**To be done**
All entries are to be quoted exactly; the images stay out of the copy.

::::

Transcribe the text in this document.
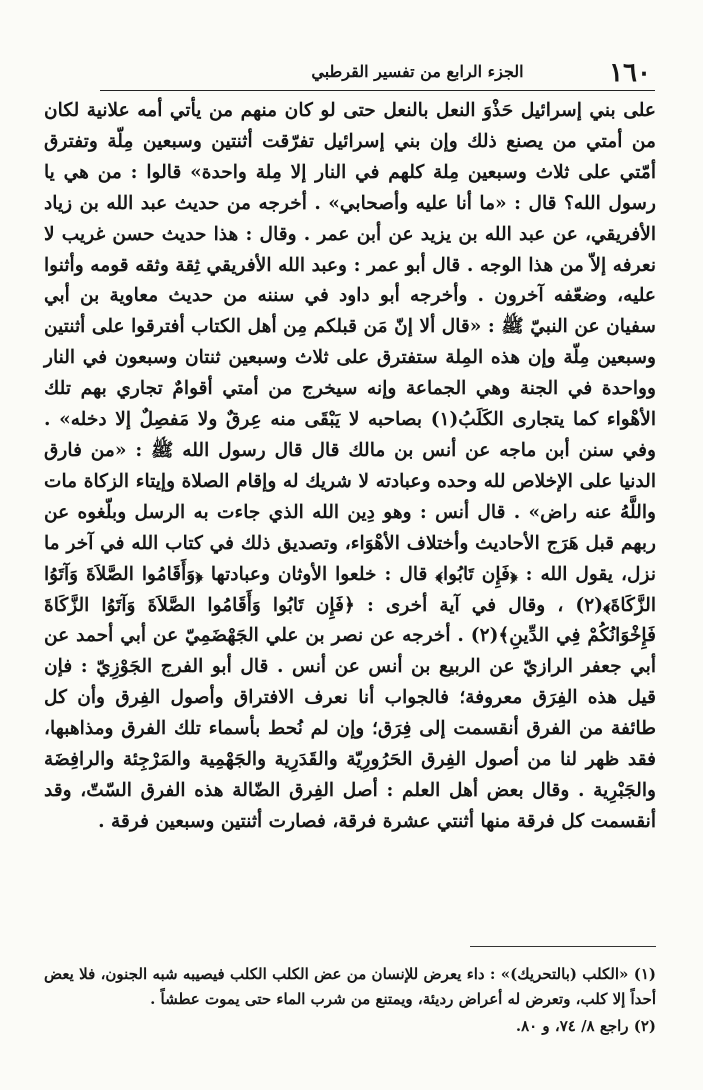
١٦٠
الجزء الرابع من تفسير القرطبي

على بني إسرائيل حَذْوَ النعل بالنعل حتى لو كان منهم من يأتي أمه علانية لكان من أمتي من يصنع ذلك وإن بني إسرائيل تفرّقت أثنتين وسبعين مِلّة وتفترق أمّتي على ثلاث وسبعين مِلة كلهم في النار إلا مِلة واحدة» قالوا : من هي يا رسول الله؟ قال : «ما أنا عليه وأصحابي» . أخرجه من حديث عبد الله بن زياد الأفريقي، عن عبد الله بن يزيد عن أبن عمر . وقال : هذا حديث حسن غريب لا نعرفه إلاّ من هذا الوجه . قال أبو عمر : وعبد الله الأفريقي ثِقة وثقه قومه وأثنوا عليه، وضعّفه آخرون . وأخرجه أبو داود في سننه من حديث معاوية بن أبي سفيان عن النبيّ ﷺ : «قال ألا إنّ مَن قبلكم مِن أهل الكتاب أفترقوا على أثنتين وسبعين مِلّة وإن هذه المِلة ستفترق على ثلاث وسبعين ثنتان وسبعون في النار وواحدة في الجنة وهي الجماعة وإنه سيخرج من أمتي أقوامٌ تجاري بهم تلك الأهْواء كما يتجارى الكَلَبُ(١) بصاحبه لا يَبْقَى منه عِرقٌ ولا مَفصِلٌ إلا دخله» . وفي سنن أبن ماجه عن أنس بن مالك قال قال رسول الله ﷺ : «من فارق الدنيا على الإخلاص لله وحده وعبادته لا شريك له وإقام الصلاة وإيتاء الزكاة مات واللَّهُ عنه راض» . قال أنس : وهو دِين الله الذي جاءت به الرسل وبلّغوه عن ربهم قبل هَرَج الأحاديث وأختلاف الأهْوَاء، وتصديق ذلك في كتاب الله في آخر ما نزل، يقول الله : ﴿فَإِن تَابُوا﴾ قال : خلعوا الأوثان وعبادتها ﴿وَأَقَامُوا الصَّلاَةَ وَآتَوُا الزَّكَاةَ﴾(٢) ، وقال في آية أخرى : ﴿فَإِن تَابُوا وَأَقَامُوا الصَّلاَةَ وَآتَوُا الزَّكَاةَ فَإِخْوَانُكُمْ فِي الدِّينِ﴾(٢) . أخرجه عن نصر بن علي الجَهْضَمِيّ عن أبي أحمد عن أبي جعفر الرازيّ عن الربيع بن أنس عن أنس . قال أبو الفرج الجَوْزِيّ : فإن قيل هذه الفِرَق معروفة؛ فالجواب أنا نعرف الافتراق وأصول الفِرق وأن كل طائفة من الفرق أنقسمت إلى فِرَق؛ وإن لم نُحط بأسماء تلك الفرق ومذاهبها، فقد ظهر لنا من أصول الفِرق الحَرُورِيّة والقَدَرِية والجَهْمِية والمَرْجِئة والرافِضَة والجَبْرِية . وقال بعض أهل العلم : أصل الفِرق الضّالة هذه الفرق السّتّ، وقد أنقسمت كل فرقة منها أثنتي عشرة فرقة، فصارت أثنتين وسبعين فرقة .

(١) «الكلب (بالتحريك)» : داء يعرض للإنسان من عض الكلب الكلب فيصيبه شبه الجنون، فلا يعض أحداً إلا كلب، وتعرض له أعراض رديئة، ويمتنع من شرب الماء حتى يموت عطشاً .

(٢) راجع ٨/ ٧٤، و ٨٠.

::::

**Final answer**
Transcribe the text in this document.
١٦٠
الجزء الرابع من تفسير القرطبي

على بني إسرائيل حَذْوَ النعل بالنعل حتى لو كان منهم من يأتي أمه علانية لكان من أمتي من يصنع ذلك وإن بني إسرائيل تفرّقت أثنتين وسبعين مِلّة وتفترق أمّتي على ثلاث وسبعين مِلة كلهم في النار إلا مِلة واحدة» قالوا : من هي يا رسول الله؟ قال : «ما أنا عليه وأصحابي» . أخرجه من حديث عبد الله بن زياد الأفريقي، عن عبد الله بن يزيد عن أبن عمر . وقال : هذا حديث حسن غريب لا نعرفه إلاّ من هذا الوجه . قال أبو عمر : وعبد الله الأفريقي ثِقة وثقه قومه وأثنوا عليه، وضعّفه آخرون . وأخرجه أبو داود في سننه من حديث معاوية بن أبي سفيان عن النبيّ ﷺ : «قال ألا إنّ مَن قبلكم مِن أهل الكتاب أفترقوا على أثنتين وسبعين مِلّة وإن هذه المِلة ستفترق على ثلاث وسبعين ثنتان وسبعون في النار وواحدة في الجنة وهي الجماعة وإنه سيخرج من أمتي أقوامٌ تجاري بهم تلك الأهْواء كما يتجارى الكَلَبُ(١) بصاحبه لا يَبْقَى منه عِرقٌ ولا مَفصِلٌ إلا دخله» . وفي سنن أبن ماجه عن أنس بن مالك قال قال رسول الله ﷺ : «من فارق الدنيا على الإخلاص لله وحده وعبادته لا شريك له وإقام الصلاة وإيتاء الزكاة مات واللَّهُ عنه راض» . قال أنس : وهو دِين الله الذي جاءت به الرسل وبلّغوه عن ربهم قبل هَرَج الأحاديث وأختلاف الأهْوَاء، وتصديق ذلك في كتاب الله في آخر ما نزل، يقول الله : ﴿فَإِن تَابُوا﴾ قال : خلعوا الأوثان وعبادتها ﴿وَأَقَامُوا الصَّلاَةَ وَآتَوُا الزَّكَاةَ﴾(٢) ، وقال في آية أخرى : ﴿فَإِن تَابُوا وَأَقَامُوا الصَّلاَةَ وَآتَوُا الزَّكَاةَ فَإِخْوَانُكُمْ فِي الدِّينِ﴾(٢) . أخرجه عن نصر بن علي الجَهْضَمِيّ عن أبي أحمد عن أبي جعفر الرازيّ عن الربيع بن أنس عن أنس . قال أبو الفرج الجَوْزِيّ : فإن قيل هذه الفِرَق معروفة؛ فالجواب أنا نعرف الافتراق وأصول الفِرق وأن كل طائفة من الفرق أنقسمت إلى فِرَق؛ وإن لم نُحط بأسماء تلك الفرق ومذاهبها، فقد ظهر لنا من أصول الفِرق الحَرُورِيّة والقَدَرِية والجَهْمِية والمَرْجِئة والرافِضَة والجَبْرِية . وقال بعض أهل العلم : أصل الفِرق الضّالة هذه الفرق السّتّ، وقد أنقسمت كل فرقة منها أثنتي عشرة فرقة، فصارت أثنتين وسبعين فرقة .

(١) «الكلب (بالتحريك)» : داء يعرض للإنسان من عض الكلب الكلب فيصيبه شبه الجنون، فلا يعض أحداً إلا كلب، وتعرض له أعراض رديئة، ويمتنع من شرب الماء حتى يموت عطشاً .

(٢) راجع ٨/ ٧٤، و ٨٠.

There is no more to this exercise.